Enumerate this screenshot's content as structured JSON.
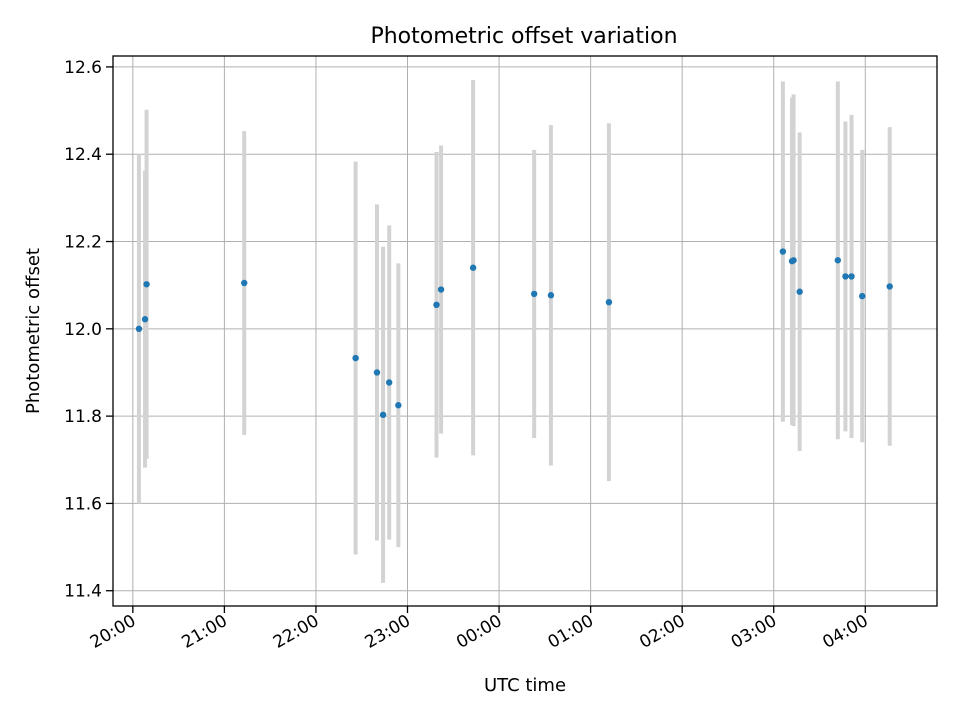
{
  "chart_data": {
    "type": "scatter",
    "title": "Photometric offset variation",
    "xlabel": "UTC time",
    "ylabel": "Photometric offset",
    "grid": true,
    "xlim": [
      "19:47",
      "04:47"
    ],
    "ylim": [
      11.365,
      12.625
    ],
    "xticks": [
      "20:00",
      "21:00",
      "22:00",
      "23:00",
      "00:00",
      "01:00",
      "02:00",
      "03:00",
      "04:00"
    ],
    "yticks": [
      "11.4",
      "11.6",
      "11.8",
      "12.0",
      "12.2",
      "12.4",
      "12.6"
    ],
    "point_color": "#1f77b4",
    "errorbar_color": "#d3d3d3",
    "points": [
      {
        "x": "20:04",
        "y": 12.0,
        "low": 11.6,
        "high": 12.4
      },
      {
        "x": "20:08",
        "y": 12.022,
        "low": 11.682,
        "high": 12.362
      },
      {
        "x": "20:09",
        "y": 12.102,
        "low": 11.702,
        "high": 12.502
      },
      {
        "x": "21:13",
        "y": 12.105,
        "low": 11.757,
        "high": 12.453
      },
      {
        "x": "22:26",
        "y": 11.933,
        "low": 11.483,
        "high": 12.383
      },
      {
        "x": "22:40",
        "y": 11.9,
        "low": 11.515,
        "high": 12.285
      },
      {
        "x": "22:44",
        "y": 11.803,
        "low": 11.418,
        "high": 12.188
      },
      {
        "x": "22:48",
        "y": 11.877,
        "low": 11.517,
        "high": 12.237
      },
      {
        "x": "22:54",
        "y": 11.825,
        "low": 11.5,
        "high": 12.15
      },
      {
        "x": "23:19",
        "y": 12.055,
        "low": 11.705,
        "high": 12.405
      },
      {
        "x": "23:22",
        "y": 12.09,
        "low": 11.76,
        "high": 12.42
      },
      {
        "x": "23:43",
        "y": 12.14,
        "low": 11.71,
        "high": 12.57
      },
      {
        "x": "00:23",
        "y": 12.08,
        "low": 11.75,
        "high": 12.41
      },
      {
        "x": "00:34",
        "y": 12.077,
        "low": 11.687,
        "high": 12.467
      },
      {
        "x": "01:12",
        "y": 12.061,
        "low": 11.651,
        "high": 12.471
      },
      {
        "x": "03:06",
        "y": 12.177,
        "low": 11.787,
        "high": 12.567
      },
      {
        "x": "03:12",
        "y": 12.155,
        "low": 11.78,
        "high": 12.53
      },
      {
        "x": "03:13",
        "y": 12.157,
        "low": 11.777,
        "high": 12.537
      },
      {
        "x": "03:17",
        "y": 12.085,
        "low": 11.72,
        "high": 12.45
      },
      {
        "x": "03:42",
        "y": 12.157,
        "low": 11.747,
        "high": 12.567
      },
      {
        "x": "03:47",
        "y": 12.12,
        "low": 11.765,
        "high": 12.475
      },
      {
        "x": "03:51",
        "y": 12.12,
        "low": 11.75,
        "high": 12.49
      },
      {
        "x": "03:58",
        "y": 12.075,
        "low": 11.74,
        "high": 12.41
      },
      {
        "x": "04:16",
        "y": 12.097,
        "low": 11.732,
        "high": 12.462
      }
    ]
  }
}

────────────────────────────────────────

Task goal - In the copy, include no pictures; restate the listing above exactly.

Full answer -
Enumerate this screenshot's content as structured JSON.
{
  "chart_data": {
    "type": "scatter",
    "title": "Photometric offset variation",
    "xlabel": "UTC time",
    "ylabel": "Photometric offset",
    "grid": true,
    "xlim": [
      "19:47",
      "04:47"
    ],
    "ylim": [
      11.365,
      12.625
    ],
    "xticks": [
      "20:00",
      "21:00",
      "22:00",
      "23:00",
      "00:00",
      "01:00",
      "02:00",
      "03:00",
      "04:00"
    ],
    "yticks": [
      "11.4",
      "11.6",
      "11.8",
      "12.0",
      "12.2",
      "12.4",
      "12.6"
    ],
    "point_color": "#1f77b4",
    "errorbar_color": "#d3d3d3",
    "points": [
      {
        "x": "20:04",
        "y": 12.0,
        "low": 11.6,
        "high": 12.4
      },
      {
        "x": "20:08",
        "y": 12.022,
        "low": 11.682,
        "high": 12.362
      },
      {
        "x": "20:09",
        "y": 12.102,
        "low": 11.702,
        "high": 12.502
      },
      {
        "x": "21:13",
        "y": 12.105,
        "low": 11.757,
        "high": 12.453
      },
      {
        "x": "22:26",
        "y": 11.933,
        "low": 11.483,
        "high": 12.383
      },
      {
        "x": "22:40",
        "y": 11.9,
        "low": 11.515,
        "high": 12.285
      },
      {
        "x": "22:44",
        "y": 11.803,
        "low": 11.418,
        "high": 12.188
      },
      {
        "x": "22:48",
        "y": 11.877,
        "low": 11.517,
        "high": 12.237
      },
      {
        "x": "22:54",
        "y": 11.825,
        "low": 11.5,
        "high": 12.15
      },
      {
        "x": "23:19",
        "y": 12.055,
        "low": 11.705,
        "high": 12.405
      },
      {
        "x": "23:22",
        "y": 12.09,
        "low": 11.76,
        "high": 12.42
      },
      {
        "x": "23:43",
        "y": 12.14,
        "low": 11.71,
        "high": 12.57
      },
      {
        "x": "00:23",
        "y": 12.08,
        "low": 11.75,
        "high": 12.41
      },
      {
        "x": "00:34",
        "y": 12.077,
        "low": 11.687,
        "high": 12.467
      },
      {
        "x": "01:12",
        "y": 12.061,
        "low": 11.651,
        "high": 12.471
      },
      {
        "x": "03:06",
        "y": 12.177,
        "low": 11.787,
        "high": 12.567
      },
      {
        "x": "03:12",
        "y": 12.155,
        "low": 11.78,
        "high": 12.53
      },
      {
        "x": "03:13",
        "y": 12.157,
        "low": 11.777,
        "high": 12.537
      },
      {
        "x": "03:17",
        "y": 12.085,
        "low": 11.72,
        "high": 12.45
      },
      {
        "x": "03:42",
        "y": 12.157,
        "low": 11.747,
        "high": 12.567
      },
      {
        "x": "03:47",
        "y": 12.12,
        "low": 11.765,
        "high": 12.475
      },
      {
        "x": "03:51",
        "y": 12.12,
        "low": 11.75,
        "high": 12.49
      },
      {
        "x": "03:58",
        "y": 12.075,
        "low": 11.74,
        "high": 12.41
      },
      {
        "x": "04:16",
        "y": 12.097,
        "low": 11.732,
        "high": 12.462
      }
    ]
  }
}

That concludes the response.